• _Task to complete_: Reproduce the systemd text between "When the Linux" and "Service Units (.service)", inclusive, switching "dependency graph" to "dependency tree".

• _Extracted text_:
# # # #

The systemd process hierarchy looks like this:

systemd (PID 1)
├── systemd-journald (logging)
├── systemd-udevd (device management)
├── systemd-logind (login management)
├── Various service processes
└── User systemd instances (one per logged-in user)

When the Linux kernel boots, it starts systemd as PID 1. Systemd then reads its configuration files (primarily from /etc/systemd/ and /lib/systemd/), builds a dependency graph of units to start, and begins activating them in the correct order.

Systemd Unit Types

Units are systemd's fundamental building blocks – standardized configuration files that describe resources systemd can manage. Each unit is defined by a configuration file with a specific suffix indicating its type.

Service Units (.service)

Service units define daemons or processes that systemd manages. These are the most common unit type and represent the actual applications running on your system.

Example service unit file (sshd.service):

[Unit]
Description=OpenSSH server daemon
Documentation=man:sshd(8) man:sshd_config(5)
After=network.target

[Service]
Type=notify
ExecStart=/usr/sbin/sshd -D
ExecReload=/bin/kill -HUP $MAINPID

[Install]
WantedBy=multi-user.target

Under the hood, service units configure how systemd manages a process:

How to start, stop, and reload it
What environment it runs in
What permissions it has
What happens if it crashes
What other units it depends on

Target Units (.target)

# # # #

Stored data
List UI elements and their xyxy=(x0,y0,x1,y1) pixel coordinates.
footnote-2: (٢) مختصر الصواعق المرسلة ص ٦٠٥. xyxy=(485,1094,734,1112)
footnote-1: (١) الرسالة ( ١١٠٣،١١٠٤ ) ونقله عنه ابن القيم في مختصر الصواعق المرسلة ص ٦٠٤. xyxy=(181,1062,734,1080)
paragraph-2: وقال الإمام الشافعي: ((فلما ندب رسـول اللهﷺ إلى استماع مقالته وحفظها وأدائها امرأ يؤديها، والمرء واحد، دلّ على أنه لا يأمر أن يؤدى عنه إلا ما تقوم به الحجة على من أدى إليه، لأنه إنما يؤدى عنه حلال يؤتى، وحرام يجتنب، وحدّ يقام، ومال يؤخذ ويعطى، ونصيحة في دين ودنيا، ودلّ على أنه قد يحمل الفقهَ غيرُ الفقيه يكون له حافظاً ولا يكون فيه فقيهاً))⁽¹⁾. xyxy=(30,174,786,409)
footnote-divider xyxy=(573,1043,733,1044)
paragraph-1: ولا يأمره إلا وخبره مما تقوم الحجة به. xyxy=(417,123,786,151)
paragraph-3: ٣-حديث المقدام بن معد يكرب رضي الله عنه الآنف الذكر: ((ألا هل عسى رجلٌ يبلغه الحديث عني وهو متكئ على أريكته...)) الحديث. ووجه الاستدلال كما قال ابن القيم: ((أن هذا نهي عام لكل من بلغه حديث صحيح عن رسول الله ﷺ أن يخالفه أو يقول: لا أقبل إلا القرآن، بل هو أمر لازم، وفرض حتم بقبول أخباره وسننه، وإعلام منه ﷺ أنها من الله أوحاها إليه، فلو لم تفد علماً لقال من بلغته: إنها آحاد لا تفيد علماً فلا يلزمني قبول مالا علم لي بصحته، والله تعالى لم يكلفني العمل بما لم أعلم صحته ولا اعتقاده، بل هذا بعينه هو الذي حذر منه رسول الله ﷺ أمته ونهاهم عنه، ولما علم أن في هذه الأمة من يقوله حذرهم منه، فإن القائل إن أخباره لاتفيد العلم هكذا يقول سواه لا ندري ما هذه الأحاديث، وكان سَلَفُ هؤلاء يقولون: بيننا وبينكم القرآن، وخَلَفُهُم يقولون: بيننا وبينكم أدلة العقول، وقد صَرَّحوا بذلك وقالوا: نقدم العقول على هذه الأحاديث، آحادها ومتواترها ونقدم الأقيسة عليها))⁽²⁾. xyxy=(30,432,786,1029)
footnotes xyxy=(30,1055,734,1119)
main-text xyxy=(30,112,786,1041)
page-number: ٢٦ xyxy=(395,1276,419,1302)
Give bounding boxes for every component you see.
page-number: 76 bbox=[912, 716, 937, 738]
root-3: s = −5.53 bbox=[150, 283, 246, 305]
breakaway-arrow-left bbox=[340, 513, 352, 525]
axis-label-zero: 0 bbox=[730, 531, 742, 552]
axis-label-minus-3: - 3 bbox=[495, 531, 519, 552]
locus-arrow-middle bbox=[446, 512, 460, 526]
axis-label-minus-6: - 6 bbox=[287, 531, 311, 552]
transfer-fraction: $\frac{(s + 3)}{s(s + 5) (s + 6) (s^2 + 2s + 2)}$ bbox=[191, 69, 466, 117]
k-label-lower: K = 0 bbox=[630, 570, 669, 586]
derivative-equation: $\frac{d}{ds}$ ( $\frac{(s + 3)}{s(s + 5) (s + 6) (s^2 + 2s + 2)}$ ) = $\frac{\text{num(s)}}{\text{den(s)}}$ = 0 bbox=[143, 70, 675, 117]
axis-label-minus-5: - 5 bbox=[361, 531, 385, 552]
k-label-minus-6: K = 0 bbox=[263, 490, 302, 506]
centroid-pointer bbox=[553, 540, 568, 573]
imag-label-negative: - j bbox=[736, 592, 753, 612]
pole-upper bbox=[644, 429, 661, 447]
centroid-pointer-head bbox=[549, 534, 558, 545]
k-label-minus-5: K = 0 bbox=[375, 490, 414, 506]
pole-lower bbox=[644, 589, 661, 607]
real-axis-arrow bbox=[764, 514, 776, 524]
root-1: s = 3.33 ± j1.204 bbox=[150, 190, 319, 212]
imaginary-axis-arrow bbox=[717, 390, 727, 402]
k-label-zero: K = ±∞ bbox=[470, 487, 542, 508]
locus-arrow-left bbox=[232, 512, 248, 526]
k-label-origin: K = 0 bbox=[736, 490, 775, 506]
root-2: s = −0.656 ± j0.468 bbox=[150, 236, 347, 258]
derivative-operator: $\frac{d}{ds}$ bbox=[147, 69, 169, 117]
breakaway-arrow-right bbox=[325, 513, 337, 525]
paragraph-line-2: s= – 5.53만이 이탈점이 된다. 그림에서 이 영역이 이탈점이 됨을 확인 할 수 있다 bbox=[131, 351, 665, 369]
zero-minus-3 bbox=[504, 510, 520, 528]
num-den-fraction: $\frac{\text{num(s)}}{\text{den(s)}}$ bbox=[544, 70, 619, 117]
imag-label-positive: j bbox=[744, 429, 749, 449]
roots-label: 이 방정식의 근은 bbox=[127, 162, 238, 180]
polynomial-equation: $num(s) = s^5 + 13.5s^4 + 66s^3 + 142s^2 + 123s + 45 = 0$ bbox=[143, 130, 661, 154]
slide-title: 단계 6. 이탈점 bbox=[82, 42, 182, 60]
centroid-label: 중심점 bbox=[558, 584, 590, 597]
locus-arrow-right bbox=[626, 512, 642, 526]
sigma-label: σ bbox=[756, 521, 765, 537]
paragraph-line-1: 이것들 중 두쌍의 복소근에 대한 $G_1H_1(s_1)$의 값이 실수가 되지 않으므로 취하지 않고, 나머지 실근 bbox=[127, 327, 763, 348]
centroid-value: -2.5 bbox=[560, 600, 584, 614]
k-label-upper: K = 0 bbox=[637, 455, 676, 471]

# # # #

• _Solution for this task_:
When the Linux kernel boots, it starts systemd as PID 1. Systemd then reads its configuration files (primarily from /etc/systemd/ and /lib/systemd/), builds a dependency tree of units to start, and begins activating them in the correct order.

Systemd Unit Types

Units are systemd's fundamental building blocks – standardized configuration files that describe resources systemd can manage. Each unit is defined by a configuration file with a specific suffix indicating its type.

Service Units (.service)